▶ **Aim of the exercise**
Gather all lines from the material that contain the word "Manager".

▶ **Data listing**
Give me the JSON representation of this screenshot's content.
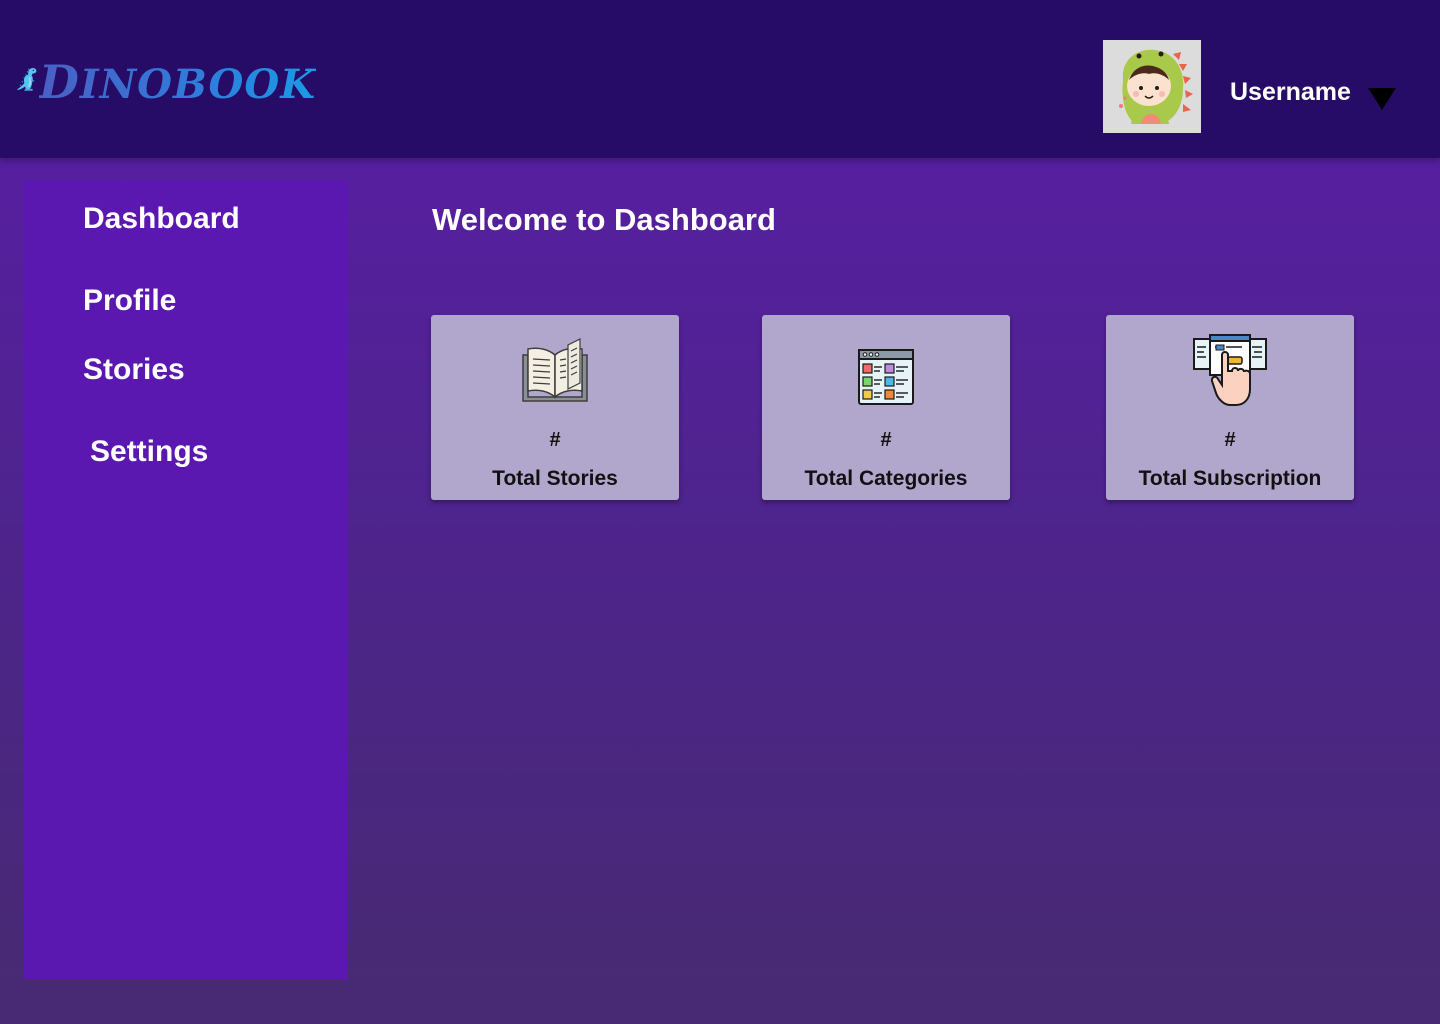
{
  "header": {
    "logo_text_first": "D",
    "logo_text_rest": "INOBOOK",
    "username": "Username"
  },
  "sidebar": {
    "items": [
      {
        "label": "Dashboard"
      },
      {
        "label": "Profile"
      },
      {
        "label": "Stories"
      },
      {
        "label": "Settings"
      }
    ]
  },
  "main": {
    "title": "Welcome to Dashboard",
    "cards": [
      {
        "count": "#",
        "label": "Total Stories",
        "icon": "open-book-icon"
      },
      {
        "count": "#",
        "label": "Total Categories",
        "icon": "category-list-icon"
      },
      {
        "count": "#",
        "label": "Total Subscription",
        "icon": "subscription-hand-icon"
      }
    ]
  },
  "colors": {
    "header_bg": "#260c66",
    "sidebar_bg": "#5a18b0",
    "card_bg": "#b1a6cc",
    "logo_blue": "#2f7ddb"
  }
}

==

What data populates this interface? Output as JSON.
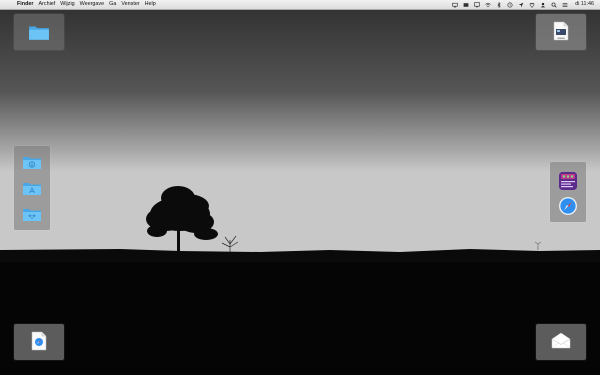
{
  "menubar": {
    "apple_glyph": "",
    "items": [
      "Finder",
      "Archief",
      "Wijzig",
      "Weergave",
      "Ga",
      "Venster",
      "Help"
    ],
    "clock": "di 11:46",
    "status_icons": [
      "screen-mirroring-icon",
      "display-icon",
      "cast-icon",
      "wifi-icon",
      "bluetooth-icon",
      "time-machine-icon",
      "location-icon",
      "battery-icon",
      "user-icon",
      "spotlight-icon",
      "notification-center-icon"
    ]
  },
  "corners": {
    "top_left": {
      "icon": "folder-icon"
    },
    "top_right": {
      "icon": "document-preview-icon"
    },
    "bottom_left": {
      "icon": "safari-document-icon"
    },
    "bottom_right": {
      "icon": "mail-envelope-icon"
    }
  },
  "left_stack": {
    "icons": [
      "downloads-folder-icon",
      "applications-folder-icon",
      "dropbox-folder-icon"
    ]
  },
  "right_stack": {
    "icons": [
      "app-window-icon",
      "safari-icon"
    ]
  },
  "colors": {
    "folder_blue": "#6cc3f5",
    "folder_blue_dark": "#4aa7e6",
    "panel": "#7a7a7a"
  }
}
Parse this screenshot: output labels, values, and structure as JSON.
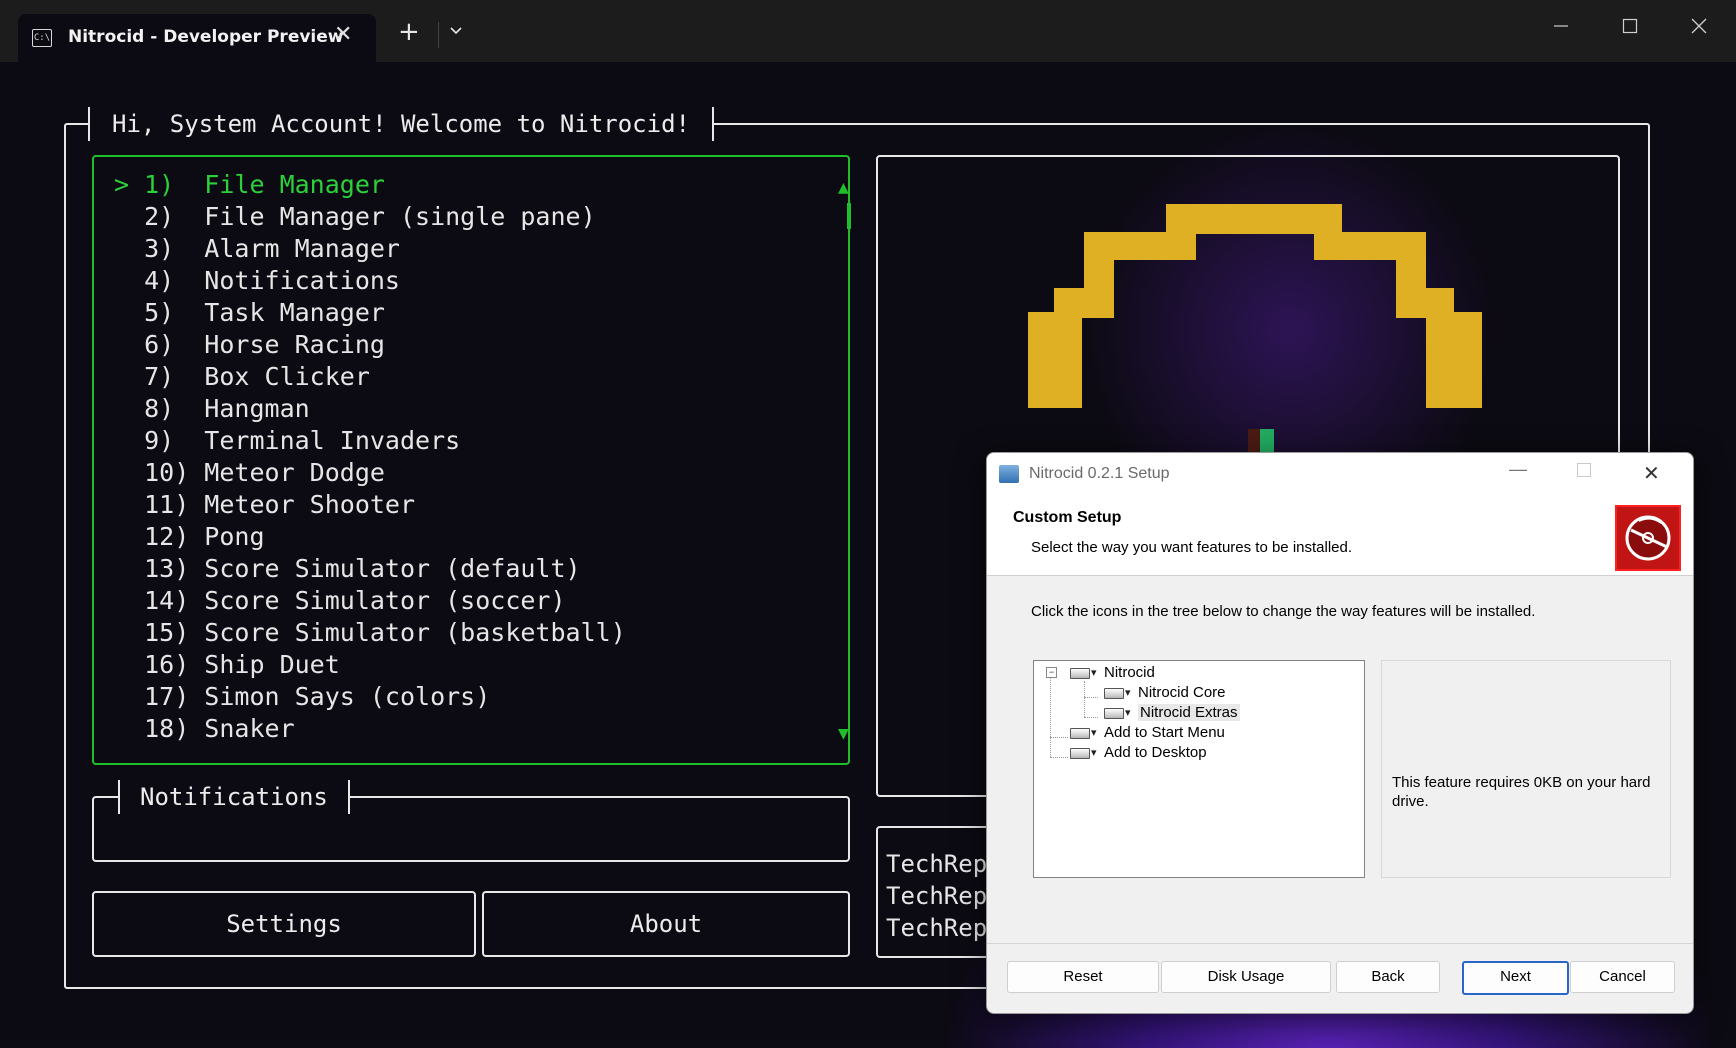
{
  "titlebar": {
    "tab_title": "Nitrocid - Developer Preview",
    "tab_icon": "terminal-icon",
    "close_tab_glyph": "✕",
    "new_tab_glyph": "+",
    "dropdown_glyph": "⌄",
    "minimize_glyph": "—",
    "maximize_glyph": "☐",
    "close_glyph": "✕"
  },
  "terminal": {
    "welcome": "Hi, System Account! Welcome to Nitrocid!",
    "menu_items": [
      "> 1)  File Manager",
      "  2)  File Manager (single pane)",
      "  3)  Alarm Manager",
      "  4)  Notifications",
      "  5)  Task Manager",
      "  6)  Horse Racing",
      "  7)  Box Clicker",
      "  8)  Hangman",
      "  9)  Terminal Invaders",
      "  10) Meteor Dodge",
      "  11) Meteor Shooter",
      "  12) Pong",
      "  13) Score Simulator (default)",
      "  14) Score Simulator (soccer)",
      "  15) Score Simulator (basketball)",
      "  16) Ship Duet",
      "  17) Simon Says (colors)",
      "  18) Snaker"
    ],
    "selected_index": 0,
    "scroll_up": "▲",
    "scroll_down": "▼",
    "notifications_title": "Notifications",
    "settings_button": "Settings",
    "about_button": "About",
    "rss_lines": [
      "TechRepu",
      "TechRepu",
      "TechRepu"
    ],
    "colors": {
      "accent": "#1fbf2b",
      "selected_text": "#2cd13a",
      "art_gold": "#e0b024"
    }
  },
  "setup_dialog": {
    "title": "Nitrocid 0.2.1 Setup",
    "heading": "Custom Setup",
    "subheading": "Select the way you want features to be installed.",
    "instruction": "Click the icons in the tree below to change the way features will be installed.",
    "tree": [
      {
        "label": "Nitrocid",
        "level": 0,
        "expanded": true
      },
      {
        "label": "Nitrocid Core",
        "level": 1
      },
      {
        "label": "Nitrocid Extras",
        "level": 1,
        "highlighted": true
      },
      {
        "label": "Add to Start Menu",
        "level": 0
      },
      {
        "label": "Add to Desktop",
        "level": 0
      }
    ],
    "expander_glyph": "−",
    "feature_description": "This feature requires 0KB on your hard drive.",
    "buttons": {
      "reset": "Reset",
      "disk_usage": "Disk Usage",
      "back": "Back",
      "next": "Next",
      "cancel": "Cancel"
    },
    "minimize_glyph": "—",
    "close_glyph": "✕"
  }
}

▶ **Exercise solution**
      "> 1)  File Manager",
      "  2)  File Manager (single pane)",
      "  3)  Alarm Manager",
      "  5)  Task Manager",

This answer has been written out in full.